The data ->
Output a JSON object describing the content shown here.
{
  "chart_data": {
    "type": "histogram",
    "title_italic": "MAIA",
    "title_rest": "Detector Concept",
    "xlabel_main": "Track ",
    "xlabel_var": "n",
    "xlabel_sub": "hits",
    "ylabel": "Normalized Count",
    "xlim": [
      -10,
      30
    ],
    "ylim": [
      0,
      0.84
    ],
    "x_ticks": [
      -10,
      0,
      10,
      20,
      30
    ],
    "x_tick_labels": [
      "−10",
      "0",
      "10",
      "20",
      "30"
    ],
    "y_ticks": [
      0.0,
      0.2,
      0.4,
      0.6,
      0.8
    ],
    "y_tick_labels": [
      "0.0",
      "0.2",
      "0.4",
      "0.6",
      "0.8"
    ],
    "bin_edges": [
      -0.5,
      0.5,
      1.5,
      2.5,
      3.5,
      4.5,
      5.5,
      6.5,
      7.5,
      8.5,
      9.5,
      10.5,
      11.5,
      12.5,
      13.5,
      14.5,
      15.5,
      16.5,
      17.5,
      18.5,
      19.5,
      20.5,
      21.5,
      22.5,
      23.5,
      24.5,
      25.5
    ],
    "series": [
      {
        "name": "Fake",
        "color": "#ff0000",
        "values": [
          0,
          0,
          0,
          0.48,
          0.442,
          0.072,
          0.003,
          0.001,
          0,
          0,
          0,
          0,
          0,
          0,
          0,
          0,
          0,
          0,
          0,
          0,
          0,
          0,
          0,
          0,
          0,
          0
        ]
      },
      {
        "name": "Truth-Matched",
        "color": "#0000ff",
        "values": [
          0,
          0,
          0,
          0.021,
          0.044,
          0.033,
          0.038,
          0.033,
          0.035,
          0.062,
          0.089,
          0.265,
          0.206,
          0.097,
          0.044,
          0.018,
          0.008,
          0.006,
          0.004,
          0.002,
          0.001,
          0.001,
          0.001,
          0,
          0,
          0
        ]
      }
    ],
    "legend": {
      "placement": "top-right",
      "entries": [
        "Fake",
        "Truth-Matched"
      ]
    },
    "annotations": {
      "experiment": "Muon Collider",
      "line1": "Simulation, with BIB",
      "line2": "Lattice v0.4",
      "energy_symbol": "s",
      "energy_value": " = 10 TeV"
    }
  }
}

Exercise aim -> Print the records above exactly as they appear.

Task response ->
Output a JSON object describing the content shown here.
{
  "chart_data": {
    "type": "histogram",
    "title_italic": "MAIA",
    "title_rest": "Detector Concept",
    "xlabel_main": "Track ",
    "xlabel_var": "n",
    "xlabel_sub": "hits",
    "ylabel": "Normalized Count",
    "xlim": [
      -10,
      30
    ],
    "ylim": [
      0,
      0.84
    ],
    "x_ticks": [
      -10,
      0,
      10,
      20,
      30
    ],
    "x_tick_labels": [
      "−10",
      "0",
      "10",
      "20",
      "30"
    ],
    "y_ticks": [
      0.0,
      0.2,
      0.4,
      0.6,
      0.8
    ],
    "y_tick_labels": [
      "0.0",
      "0.2",
      "0.4",
      "0.6",
      "0.8"
    ],
    "bin_edges": [
      -0.5,
      0.5,
      1.5,
      2.5,
      3.5,
      4.5,
      5.5,
      6.5,
      7.5,
      8.5,
      9.5,
      10.5,
      11.5,
      12.5,
      13.5,
      14.5,
      15.5,
      16.5,
      17.5,
      18.5,
      19.5,
      20.5,
      21.5,
      22.5,
      23.5,
      24.5,
      25.5
    ],
    "series": [
      {
        "name": "Fake",
        "color": "#ff0000",
        "values": [
          0,
          0,
          0,
          0.48,
          0.442,
          0.072,
          0.003,
          0.001,
          0,
          0,
          0,
          0,
          0,
          0,
          0,
          0,
          0,
          0,
          0,
          0,
          0,
          0,
          0,
          0,
          0,
          0
        ]
      },
      {
        "name": "Truth-Matched",
        "color": "#0000ff",
        "values": [
          0,
          0,
          0,
          0.021,
          0.044,
          0.033,
          0.038,
          0.033,
          0.035,
          0.062,
          0.089,
          0.265,
          0.206,
          0.097,
          0.044,
          0.018,
          0.008,
          0.006,
          0.004,
          0.002,
          0.001,
          0.001,
          0.001,
          0,
          0,
          0
        ]
      }
    ],
    "legend": {
      "placement": "top-right",
      "entries": [
        "Fake",
        "Truth-Matched"
      ]
    },
    "annotations": {
      "experiment": "Muon Collider",
      "line1": "Simulation, with BIB",
      "line2": "Lattice v0.4",
      "energy_symbol": "s",
      "energy_value": " = 10 TeV"
    }
  }
}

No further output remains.